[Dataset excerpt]
[Begin]
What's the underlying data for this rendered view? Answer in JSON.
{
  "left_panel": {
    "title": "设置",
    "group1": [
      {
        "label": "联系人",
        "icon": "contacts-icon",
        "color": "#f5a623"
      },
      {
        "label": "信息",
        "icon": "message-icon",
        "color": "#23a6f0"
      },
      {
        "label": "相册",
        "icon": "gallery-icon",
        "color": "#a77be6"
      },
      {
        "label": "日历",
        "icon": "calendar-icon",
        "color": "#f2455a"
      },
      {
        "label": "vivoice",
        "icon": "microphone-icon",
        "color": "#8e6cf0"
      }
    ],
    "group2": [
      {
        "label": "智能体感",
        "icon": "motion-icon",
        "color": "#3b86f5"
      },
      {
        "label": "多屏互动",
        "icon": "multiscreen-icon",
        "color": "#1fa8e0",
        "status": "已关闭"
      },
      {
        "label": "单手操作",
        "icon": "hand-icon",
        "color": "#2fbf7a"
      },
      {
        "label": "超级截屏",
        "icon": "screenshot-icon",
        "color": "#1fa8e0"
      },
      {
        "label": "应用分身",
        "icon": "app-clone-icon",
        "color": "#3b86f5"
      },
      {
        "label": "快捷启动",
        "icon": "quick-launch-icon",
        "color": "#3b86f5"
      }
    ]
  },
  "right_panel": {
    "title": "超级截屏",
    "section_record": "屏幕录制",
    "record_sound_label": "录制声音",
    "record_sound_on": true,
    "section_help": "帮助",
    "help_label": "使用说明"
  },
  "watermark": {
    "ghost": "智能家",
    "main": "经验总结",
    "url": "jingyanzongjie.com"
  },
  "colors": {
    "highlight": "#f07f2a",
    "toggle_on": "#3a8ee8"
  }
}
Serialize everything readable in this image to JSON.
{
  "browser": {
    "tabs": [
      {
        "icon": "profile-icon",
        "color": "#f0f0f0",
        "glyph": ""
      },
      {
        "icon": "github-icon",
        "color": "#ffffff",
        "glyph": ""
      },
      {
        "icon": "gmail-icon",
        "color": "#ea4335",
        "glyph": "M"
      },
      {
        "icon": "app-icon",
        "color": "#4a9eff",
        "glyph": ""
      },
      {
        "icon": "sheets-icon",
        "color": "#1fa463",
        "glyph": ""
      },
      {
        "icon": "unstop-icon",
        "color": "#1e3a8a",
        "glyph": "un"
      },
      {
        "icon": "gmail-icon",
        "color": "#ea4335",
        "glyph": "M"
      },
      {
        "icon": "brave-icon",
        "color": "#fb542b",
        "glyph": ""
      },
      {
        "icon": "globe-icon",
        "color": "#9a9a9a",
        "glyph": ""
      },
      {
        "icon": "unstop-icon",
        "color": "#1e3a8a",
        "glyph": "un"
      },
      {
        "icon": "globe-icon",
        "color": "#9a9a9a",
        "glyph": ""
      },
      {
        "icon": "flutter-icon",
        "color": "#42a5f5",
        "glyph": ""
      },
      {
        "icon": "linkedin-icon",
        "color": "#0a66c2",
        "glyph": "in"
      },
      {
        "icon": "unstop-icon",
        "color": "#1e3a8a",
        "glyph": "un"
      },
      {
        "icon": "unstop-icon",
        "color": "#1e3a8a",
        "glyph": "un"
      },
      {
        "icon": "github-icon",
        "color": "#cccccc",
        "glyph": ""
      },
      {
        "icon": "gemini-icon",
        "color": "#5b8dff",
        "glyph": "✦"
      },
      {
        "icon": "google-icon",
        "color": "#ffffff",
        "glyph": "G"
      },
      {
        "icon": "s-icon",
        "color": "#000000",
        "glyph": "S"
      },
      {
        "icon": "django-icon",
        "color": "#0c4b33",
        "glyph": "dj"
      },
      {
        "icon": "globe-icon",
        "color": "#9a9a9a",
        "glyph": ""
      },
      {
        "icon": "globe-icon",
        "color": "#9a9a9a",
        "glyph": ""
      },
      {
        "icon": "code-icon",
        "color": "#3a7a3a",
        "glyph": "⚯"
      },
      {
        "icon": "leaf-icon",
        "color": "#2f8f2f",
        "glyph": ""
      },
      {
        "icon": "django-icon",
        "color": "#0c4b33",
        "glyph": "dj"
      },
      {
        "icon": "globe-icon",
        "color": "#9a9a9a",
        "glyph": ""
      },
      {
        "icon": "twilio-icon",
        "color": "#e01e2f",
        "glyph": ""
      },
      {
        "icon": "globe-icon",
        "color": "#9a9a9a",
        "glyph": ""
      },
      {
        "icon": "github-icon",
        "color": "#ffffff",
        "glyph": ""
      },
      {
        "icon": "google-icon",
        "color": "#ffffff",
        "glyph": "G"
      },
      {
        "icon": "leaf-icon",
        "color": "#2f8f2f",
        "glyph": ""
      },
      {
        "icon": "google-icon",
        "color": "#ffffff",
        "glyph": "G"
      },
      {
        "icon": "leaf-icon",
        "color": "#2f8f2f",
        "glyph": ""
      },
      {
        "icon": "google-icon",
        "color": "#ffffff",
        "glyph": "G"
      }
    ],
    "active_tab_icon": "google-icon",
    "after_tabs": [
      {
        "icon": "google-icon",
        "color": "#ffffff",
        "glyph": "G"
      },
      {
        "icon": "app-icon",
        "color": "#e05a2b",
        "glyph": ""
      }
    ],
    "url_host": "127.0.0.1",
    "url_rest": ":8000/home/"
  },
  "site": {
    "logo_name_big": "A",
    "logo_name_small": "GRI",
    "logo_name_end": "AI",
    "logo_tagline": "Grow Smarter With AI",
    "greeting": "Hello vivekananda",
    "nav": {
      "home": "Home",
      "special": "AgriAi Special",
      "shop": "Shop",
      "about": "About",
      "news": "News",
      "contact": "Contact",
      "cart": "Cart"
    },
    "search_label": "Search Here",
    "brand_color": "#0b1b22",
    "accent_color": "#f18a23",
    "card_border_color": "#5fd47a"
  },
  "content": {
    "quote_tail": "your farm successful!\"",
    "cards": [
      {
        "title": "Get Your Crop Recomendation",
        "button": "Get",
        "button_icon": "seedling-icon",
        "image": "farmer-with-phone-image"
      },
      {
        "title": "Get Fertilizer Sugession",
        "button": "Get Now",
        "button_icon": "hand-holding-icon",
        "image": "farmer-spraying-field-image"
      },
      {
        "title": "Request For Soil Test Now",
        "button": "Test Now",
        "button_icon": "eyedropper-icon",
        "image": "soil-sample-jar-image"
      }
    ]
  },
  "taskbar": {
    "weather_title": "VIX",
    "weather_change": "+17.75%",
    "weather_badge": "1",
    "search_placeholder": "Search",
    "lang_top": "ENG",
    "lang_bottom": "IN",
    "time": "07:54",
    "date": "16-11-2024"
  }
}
[End]
- What needs to be done: Collect the complete line wherever the string "image" appears in the records.

- Problem solution:
Serialize everything readable in this image to JSON.
        "image": "farmer-with-phone-image"
        "image": "farmer-spraying-field-image"
        "image": "soil-sample-jar-image"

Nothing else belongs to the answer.